Review the lines that follow and copy each one that contains the word "Spermidine".

•••••

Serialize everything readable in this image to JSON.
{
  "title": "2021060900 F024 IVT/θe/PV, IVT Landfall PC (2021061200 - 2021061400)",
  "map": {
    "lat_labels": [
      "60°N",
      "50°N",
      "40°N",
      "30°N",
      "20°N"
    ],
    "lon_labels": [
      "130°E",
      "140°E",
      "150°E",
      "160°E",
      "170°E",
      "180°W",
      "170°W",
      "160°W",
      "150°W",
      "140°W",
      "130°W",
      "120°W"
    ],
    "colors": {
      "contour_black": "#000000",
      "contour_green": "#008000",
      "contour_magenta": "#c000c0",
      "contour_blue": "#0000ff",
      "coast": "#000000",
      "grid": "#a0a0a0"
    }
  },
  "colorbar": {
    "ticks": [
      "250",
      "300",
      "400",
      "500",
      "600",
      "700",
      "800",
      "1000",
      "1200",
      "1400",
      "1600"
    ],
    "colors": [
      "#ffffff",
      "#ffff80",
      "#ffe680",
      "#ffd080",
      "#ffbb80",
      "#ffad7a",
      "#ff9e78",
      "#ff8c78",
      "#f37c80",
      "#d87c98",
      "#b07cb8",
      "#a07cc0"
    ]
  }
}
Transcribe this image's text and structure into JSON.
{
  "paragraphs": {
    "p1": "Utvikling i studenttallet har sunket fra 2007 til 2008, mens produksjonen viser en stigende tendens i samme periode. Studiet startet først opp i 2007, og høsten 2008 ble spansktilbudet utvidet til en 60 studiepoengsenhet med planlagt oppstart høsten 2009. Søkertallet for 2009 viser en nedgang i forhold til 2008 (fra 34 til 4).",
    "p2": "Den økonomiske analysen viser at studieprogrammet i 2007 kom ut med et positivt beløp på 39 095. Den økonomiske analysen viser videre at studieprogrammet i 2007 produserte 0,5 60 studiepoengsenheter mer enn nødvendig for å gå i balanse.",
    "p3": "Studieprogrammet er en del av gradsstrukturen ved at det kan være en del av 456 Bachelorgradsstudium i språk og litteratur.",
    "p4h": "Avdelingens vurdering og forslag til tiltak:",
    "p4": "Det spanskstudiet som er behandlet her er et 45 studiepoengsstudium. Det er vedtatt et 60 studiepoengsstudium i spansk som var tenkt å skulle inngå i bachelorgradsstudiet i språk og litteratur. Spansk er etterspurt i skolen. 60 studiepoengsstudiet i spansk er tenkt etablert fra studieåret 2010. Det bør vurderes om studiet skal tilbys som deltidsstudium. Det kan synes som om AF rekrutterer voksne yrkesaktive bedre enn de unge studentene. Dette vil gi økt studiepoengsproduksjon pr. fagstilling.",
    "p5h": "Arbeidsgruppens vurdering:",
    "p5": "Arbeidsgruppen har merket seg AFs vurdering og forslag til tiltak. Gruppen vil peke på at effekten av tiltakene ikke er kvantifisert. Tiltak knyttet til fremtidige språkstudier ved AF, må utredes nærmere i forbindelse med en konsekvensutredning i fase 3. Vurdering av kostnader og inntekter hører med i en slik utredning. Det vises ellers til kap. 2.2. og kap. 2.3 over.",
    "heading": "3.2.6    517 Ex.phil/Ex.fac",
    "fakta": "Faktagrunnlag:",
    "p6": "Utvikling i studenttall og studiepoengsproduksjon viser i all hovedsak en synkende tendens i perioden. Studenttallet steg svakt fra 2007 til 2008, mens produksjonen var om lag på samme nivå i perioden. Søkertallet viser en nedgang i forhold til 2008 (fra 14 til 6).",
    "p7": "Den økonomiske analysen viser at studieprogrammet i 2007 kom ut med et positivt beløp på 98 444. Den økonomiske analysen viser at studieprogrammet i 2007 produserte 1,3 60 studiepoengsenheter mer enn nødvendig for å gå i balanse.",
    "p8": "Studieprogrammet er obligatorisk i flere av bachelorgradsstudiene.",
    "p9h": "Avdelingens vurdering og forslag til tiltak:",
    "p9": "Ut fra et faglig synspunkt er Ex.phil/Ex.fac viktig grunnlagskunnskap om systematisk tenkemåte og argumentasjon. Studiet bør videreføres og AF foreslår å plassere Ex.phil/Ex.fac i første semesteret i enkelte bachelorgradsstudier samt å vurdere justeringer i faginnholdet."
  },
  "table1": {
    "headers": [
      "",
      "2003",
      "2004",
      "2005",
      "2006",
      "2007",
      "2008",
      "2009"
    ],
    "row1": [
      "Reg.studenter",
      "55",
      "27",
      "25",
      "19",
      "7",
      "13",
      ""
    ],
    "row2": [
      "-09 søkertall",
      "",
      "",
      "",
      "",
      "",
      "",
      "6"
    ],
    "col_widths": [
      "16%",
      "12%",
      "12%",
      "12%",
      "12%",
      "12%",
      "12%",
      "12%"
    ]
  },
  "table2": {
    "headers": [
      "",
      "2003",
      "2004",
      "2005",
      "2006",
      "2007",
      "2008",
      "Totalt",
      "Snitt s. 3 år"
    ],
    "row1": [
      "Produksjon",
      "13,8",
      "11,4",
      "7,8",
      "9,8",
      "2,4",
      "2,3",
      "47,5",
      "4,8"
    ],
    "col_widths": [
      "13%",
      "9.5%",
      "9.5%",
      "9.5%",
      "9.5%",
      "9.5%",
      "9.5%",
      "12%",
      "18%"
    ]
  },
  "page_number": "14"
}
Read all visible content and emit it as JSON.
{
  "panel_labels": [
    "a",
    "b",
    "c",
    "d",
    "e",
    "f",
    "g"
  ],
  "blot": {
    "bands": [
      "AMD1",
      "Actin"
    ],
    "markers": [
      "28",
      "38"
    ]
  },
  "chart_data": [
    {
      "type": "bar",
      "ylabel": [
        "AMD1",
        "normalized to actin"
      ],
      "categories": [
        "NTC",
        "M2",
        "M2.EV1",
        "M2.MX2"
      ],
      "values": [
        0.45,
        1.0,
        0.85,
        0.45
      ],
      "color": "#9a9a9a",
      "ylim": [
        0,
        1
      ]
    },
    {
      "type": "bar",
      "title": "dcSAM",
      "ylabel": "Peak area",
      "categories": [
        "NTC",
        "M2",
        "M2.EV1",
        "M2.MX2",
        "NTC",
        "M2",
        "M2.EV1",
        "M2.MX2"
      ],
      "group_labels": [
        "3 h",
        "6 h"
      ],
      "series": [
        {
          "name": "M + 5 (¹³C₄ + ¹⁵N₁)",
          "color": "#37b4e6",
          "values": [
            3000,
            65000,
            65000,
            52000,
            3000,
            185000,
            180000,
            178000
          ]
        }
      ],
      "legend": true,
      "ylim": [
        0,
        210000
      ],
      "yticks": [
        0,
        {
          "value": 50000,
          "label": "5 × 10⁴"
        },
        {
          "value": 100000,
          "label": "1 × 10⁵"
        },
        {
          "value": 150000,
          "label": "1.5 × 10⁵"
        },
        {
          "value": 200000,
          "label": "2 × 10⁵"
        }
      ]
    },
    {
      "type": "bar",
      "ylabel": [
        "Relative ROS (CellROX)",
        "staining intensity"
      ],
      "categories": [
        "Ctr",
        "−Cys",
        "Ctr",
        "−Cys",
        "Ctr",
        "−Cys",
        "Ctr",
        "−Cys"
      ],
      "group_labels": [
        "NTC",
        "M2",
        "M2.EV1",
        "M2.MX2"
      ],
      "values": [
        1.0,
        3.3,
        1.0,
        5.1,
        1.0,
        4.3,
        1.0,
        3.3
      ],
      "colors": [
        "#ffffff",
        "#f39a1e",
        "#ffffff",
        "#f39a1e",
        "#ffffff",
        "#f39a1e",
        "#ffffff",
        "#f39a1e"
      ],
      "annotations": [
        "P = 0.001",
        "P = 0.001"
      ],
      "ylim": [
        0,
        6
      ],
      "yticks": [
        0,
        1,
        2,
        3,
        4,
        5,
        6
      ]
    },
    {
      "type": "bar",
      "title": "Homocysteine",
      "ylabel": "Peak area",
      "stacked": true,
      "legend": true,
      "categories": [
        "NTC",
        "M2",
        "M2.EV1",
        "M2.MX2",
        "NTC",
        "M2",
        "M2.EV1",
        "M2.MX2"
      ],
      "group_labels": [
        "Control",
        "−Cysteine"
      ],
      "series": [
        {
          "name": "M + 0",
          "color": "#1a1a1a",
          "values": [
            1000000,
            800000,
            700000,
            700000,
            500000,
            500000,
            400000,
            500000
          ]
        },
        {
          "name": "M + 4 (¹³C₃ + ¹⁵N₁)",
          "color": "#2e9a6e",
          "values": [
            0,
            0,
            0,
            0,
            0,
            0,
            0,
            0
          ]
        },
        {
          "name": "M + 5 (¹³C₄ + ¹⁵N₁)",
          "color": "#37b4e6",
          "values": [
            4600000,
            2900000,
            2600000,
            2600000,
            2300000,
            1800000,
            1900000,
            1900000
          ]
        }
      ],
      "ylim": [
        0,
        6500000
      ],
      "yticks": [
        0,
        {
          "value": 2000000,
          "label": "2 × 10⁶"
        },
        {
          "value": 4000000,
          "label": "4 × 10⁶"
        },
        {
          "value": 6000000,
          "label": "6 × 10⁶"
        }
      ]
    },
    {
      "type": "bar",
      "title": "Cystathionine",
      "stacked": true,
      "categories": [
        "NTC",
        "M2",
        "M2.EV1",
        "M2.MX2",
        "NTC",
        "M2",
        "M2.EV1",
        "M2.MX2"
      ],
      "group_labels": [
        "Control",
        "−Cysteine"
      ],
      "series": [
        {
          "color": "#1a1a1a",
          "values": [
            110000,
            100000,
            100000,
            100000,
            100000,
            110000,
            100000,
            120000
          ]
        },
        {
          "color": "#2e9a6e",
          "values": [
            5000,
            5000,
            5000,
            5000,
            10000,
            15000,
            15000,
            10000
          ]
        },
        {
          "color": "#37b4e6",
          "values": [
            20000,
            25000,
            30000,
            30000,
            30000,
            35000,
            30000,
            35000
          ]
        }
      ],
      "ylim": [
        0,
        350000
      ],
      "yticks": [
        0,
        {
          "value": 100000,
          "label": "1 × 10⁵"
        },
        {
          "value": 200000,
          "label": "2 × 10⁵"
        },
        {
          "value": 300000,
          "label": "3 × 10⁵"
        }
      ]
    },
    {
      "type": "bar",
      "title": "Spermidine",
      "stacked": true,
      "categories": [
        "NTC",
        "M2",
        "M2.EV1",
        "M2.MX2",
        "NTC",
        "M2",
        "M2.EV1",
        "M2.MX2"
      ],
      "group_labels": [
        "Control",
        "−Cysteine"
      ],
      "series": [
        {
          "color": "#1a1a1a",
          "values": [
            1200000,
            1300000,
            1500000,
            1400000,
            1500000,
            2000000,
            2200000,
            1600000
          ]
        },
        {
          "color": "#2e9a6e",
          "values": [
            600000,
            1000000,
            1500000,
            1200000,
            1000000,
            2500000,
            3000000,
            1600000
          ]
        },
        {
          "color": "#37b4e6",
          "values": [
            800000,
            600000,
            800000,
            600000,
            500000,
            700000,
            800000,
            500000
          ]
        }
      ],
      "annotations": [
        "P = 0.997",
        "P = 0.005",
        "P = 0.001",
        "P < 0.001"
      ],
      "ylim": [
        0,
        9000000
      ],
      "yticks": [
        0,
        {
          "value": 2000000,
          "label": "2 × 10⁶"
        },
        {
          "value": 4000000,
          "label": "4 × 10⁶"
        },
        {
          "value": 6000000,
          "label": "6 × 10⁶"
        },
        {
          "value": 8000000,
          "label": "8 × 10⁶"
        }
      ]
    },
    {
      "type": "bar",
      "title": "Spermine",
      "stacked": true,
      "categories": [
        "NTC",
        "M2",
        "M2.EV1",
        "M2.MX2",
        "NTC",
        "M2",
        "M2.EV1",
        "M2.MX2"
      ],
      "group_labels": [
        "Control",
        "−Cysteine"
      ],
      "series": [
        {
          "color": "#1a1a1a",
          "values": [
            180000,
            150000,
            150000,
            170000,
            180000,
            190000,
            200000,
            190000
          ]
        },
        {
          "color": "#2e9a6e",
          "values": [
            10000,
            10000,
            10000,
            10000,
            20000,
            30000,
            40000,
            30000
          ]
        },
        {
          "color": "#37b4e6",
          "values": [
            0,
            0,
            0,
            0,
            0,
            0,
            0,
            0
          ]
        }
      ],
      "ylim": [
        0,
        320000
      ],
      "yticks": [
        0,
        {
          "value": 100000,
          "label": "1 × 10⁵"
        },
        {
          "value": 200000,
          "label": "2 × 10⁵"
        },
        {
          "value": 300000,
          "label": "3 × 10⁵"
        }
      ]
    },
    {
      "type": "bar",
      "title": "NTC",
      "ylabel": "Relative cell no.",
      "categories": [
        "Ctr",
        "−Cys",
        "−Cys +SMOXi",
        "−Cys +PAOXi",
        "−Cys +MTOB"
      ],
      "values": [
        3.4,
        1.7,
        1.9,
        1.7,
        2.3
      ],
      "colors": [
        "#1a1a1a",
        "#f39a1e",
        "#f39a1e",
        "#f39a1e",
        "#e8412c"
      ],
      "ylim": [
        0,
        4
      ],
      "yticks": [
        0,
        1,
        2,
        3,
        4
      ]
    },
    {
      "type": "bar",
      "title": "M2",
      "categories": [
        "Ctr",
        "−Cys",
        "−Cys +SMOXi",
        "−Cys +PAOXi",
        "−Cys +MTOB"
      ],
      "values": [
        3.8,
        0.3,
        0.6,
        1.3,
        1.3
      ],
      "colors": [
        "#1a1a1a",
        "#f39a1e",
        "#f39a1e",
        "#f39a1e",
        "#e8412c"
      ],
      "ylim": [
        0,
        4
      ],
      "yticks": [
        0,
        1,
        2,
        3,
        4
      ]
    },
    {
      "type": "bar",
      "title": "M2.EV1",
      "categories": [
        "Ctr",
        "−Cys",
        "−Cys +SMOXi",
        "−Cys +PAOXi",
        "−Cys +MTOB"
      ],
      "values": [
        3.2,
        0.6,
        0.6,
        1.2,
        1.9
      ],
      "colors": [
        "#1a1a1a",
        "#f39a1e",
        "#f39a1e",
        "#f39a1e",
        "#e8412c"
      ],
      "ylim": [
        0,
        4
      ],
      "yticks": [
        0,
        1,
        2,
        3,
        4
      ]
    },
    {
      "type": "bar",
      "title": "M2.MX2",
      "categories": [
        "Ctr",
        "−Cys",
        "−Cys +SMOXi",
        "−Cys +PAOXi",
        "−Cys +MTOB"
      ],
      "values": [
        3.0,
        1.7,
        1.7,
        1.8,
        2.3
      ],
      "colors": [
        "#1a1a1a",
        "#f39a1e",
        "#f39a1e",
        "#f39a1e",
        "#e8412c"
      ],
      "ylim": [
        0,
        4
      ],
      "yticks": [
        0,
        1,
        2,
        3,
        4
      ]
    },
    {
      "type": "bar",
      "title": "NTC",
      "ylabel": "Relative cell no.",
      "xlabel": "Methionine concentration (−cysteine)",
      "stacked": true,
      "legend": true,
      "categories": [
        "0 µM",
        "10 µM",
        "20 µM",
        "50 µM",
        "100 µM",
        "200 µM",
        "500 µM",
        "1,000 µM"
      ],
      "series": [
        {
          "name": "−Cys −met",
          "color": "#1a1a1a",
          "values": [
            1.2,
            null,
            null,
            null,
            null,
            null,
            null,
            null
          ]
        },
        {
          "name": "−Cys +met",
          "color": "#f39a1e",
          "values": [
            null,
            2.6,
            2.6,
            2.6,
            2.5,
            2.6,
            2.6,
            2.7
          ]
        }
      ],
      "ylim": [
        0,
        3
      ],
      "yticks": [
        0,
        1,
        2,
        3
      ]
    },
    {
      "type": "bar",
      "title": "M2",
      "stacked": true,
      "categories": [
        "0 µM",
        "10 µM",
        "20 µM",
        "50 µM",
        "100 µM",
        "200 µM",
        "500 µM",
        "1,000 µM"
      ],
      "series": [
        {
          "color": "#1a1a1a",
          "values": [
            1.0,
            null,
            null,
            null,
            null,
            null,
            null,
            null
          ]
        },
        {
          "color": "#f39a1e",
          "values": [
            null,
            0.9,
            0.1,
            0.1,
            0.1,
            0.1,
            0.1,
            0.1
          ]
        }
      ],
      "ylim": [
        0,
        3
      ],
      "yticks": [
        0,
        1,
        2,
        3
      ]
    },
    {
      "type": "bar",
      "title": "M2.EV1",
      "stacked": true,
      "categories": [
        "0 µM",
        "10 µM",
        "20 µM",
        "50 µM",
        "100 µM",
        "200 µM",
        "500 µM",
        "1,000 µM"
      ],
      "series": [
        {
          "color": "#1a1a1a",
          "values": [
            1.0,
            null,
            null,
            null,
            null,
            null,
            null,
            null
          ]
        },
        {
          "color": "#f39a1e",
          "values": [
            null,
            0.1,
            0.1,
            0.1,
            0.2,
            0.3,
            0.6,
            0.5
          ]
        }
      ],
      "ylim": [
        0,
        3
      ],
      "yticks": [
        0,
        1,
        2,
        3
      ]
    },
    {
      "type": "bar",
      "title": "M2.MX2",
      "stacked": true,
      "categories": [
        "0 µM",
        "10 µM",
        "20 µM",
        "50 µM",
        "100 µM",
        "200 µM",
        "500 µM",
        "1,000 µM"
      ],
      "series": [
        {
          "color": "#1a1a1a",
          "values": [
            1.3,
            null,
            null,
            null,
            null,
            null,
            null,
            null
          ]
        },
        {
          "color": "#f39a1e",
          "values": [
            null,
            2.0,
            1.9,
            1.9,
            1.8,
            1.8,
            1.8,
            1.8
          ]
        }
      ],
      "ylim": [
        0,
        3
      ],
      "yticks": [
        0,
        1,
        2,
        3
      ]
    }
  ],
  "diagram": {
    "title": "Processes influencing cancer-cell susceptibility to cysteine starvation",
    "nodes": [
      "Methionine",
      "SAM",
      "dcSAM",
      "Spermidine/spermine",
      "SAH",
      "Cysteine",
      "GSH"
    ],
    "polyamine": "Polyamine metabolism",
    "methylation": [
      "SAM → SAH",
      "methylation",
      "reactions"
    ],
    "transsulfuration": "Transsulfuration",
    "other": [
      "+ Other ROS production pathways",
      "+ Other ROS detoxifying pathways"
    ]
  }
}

•••••

*Right answer*:
      "title": "Spermidine",
      "Spermidine/spermine",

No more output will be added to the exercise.